Element and region data
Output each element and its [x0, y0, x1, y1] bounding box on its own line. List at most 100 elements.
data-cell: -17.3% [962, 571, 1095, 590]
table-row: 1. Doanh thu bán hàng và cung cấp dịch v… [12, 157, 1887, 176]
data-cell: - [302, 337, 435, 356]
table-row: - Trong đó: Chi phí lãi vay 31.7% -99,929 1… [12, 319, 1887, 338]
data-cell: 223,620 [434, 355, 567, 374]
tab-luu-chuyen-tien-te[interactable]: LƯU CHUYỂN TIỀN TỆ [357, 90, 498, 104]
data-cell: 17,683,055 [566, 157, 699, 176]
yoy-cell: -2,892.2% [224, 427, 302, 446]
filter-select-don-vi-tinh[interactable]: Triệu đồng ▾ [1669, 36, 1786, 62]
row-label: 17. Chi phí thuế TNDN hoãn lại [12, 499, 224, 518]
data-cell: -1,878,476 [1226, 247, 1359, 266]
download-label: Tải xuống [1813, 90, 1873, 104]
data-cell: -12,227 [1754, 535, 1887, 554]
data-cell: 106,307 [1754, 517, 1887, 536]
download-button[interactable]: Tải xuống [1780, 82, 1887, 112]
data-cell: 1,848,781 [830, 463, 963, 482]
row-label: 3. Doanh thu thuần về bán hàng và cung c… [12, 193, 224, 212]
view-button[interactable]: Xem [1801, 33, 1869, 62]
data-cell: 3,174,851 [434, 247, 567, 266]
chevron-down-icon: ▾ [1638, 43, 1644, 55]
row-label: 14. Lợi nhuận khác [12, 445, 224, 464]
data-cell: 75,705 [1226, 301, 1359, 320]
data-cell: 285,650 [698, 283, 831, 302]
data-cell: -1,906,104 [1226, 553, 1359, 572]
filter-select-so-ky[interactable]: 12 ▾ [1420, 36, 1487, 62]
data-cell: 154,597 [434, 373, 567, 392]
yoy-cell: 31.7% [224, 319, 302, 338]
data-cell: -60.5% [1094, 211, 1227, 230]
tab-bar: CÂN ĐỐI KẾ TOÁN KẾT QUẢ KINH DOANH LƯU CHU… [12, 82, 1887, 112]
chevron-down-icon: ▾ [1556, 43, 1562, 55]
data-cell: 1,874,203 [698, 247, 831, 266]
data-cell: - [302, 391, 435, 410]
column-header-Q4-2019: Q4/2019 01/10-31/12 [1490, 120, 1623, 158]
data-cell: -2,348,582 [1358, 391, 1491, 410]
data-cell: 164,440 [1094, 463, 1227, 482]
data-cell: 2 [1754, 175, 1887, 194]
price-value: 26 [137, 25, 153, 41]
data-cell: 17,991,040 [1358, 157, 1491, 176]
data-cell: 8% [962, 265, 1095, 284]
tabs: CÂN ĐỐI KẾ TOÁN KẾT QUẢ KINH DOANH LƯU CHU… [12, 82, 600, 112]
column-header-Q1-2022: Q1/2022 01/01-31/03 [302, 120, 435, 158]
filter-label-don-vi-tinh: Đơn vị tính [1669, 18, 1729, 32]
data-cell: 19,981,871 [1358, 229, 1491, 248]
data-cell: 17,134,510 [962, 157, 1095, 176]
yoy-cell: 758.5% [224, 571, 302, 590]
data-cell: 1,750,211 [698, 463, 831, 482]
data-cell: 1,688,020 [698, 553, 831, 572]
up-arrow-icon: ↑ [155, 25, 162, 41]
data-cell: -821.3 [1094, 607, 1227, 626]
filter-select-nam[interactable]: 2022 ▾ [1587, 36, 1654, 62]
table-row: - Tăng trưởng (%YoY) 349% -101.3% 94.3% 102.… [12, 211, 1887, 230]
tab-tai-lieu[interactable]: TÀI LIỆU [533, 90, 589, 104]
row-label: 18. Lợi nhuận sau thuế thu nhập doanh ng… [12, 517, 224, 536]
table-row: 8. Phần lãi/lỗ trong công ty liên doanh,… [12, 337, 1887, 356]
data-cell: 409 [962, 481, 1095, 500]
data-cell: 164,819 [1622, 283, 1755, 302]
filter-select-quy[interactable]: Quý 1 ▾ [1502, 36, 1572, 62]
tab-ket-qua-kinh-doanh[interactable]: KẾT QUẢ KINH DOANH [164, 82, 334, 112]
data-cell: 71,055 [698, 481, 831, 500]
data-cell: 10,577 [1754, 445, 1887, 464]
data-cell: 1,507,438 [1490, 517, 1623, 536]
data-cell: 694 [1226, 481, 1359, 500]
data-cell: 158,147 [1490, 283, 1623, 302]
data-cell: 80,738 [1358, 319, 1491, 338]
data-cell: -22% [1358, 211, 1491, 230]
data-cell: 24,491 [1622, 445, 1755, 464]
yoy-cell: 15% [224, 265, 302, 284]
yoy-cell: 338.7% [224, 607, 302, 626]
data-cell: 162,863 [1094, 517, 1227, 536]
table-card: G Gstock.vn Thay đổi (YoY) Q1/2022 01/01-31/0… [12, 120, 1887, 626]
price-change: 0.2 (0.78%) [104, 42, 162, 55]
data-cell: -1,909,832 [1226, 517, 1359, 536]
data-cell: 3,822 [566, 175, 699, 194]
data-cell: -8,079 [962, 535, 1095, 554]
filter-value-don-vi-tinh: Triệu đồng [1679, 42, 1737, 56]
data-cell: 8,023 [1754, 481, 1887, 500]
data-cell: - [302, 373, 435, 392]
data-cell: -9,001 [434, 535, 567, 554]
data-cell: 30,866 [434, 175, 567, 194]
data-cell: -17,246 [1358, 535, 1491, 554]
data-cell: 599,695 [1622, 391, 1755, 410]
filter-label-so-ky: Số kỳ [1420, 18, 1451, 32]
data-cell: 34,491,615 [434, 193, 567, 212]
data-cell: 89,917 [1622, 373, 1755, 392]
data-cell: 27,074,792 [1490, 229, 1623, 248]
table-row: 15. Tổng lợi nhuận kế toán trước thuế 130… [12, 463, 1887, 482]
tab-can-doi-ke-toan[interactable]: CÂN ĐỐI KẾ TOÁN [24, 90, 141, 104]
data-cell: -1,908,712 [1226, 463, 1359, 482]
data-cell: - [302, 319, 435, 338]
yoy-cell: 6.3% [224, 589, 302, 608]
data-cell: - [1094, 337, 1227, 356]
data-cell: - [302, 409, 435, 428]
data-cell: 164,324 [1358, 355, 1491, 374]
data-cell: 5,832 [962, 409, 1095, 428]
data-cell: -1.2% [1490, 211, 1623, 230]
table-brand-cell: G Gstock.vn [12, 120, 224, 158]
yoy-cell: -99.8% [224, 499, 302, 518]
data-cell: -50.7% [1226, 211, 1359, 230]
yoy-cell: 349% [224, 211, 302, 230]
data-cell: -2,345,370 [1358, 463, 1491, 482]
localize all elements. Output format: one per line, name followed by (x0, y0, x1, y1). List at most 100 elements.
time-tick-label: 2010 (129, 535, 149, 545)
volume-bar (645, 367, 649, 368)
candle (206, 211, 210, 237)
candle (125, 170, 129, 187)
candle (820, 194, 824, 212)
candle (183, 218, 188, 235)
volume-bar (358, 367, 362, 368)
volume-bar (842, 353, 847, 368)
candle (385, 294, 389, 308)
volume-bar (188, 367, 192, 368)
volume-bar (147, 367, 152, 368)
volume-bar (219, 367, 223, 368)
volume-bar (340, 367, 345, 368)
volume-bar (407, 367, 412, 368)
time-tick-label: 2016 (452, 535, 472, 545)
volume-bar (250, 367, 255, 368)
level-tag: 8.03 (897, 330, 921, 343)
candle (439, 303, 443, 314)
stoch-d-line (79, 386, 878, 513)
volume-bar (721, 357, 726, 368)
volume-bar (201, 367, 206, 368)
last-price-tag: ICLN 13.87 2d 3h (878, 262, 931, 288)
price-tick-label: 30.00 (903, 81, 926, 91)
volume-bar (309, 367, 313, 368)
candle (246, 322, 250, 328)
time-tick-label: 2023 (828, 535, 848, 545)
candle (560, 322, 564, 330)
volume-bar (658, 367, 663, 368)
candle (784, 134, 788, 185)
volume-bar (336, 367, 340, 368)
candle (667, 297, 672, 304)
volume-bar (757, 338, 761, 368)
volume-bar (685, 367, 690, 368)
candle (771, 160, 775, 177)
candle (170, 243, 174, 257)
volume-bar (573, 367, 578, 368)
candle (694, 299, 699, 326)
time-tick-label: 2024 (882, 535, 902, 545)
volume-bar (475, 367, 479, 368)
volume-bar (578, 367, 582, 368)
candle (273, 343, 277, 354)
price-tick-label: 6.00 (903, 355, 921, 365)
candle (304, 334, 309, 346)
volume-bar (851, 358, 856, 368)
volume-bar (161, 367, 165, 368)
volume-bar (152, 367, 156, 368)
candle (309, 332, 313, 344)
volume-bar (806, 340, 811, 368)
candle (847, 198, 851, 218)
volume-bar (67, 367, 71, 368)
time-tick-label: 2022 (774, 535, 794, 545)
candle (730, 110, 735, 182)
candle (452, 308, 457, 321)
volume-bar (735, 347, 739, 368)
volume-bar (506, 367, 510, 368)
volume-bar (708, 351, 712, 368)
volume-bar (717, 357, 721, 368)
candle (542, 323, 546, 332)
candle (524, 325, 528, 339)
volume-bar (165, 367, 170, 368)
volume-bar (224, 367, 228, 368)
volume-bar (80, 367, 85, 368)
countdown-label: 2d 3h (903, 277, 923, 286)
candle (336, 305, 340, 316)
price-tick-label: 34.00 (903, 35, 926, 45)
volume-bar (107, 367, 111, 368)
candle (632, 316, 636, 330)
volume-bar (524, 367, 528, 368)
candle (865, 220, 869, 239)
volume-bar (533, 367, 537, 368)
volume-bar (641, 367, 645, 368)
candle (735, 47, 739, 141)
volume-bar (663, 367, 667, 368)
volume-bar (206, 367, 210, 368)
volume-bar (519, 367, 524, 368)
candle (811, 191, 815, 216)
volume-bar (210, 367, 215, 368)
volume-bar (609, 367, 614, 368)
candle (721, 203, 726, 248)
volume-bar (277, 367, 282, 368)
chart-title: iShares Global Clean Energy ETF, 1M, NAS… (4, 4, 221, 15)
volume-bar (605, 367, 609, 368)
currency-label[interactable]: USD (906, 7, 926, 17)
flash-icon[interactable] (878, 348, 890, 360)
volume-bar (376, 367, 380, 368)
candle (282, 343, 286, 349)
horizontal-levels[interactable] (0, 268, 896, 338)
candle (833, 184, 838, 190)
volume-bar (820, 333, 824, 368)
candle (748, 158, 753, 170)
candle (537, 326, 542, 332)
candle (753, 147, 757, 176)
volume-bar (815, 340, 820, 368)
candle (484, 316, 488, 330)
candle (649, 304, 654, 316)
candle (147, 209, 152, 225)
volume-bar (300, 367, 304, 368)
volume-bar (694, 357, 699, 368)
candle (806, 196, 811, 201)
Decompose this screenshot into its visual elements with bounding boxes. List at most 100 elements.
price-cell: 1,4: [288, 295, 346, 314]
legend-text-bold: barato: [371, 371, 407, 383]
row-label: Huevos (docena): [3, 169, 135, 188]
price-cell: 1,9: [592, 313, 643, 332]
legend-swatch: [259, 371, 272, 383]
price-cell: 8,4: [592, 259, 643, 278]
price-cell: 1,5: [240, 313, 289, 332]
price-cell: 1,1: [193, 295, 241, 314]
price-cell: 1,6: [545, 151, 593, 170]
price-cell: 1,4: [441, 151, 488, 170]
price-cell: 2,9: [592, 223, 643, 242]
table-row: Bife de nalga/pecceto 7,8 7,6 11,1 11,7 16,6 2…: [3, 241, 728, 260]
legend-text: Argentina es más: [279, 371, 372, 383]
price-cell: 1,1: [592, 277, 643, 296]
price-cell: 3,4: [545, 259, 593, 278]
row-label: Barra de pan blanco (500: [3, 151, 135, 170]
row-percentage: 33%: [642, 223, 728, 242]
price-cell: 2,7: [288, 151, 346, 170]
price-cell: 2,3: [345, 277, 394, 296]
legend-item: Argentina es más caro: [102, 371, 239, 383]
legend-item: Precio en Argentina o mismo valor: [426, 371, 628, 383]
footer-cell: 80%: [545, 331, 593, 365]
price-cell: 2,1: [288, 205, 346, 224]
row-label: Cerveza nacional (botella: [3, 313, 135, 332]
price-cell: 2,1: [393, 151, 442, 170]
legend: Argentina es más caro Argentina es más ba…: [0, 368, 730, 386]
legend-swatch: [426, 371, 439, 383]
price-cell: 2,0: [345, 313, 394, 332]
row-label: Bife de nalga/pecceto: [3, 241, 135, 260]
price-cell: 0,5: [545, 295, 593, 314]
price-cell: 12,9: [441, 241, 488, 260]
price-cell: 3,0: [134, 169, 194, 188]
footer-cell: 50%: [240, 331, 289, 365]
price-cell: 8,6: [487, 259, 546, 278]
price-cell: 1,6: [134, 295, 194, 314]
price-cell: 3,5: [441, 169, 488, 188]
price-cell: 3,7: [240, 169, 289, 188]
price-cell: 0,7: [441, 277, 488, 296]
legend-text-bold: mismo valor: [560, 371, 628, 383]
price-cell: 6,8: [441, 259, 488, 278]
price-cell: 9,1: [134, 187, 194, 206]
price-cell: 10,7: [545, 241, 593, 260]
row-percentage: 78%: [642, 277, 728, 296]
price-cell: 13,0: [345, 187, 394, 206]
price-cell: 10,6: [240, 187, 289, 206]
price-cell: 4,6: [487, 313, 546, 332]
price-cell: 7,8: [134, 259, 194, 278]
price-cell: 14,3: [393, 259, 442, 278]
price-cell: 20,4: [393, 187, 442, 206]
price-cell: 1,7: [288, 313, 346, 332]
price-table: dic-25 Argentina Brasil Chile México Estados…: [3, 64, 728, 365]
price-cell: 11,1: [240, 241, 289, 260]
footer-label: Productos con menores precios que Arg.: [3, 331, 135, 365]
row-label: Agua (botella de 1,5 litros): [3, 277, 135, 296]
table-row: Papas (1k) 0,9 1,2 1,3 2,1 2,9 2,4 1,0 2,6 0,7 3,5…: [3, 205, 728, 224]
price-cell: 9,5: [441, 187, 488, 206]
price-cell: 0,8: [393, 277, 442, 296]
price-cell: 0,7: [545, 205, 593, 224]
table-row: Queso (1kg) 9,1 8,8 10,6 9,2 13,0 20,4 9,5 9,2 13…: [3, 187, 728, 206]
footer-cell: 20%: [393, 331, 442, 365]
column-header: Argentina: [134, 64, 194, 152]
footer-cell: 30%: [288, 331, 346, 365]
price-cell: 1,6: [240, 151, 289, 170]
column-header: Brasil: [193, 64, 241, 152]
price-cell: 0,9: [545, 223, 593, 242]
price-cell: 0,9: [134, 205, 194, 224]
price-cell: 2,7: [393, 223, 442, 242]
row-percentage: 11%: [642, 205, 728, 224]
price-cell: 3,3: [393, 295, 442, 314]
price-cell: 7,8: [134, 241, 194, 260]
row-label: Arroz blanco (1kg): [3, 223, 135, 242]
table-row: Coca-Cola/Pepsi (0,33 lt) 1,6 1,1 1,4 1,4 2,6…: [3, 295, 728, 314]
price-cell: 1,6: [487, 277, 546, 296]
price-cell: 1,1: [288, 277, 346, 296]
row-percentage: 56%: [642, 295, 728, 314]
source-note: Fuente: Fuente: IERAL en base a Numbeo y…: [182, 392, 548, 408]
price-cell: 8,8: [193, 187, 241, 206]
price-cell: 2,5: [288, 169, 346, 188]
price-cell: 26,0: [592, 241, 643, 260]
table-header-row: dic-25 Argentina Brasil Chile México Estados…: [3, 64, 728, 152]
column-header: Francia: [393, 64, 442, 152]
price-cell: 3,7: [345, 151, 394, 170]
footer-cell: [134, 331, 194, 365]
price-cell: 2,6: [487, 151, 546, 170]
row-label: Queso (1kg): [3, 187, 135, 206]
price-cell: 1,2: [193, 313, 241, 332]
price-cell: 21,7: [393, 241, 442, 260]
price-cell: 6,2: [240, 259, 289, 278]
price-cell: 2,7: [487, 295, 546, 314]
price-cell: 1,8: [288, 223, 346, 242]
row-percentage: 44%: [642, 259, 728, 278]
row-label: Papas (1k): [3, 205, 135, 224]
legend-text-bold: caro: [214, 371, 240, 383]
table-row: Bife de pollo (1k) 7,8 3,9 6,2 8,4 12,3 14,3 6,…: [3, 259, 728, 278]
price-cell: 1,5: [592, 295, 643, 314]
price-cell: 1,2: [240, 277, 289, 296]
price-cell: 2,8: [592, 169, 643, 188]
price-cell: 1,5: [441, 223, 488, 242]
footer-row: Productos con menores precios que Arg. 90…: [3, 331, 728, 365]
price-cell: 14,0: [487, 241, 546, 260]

- WORK REQUIRED -
List each line of the data above that includes the string "most". Only matches with the same capitalization count.

- REPLY TO THE TASK -
Output each element and its [x0, y0, x1, y1] bounding box on its own line. List at most 100 elements.
localize all elements. Output format: one per line, name followed by (x0, y0, x1, y1). List at most 100 elements.
Decompose this screenshot into its visual elements with bounding boxes. List at most 100 elements.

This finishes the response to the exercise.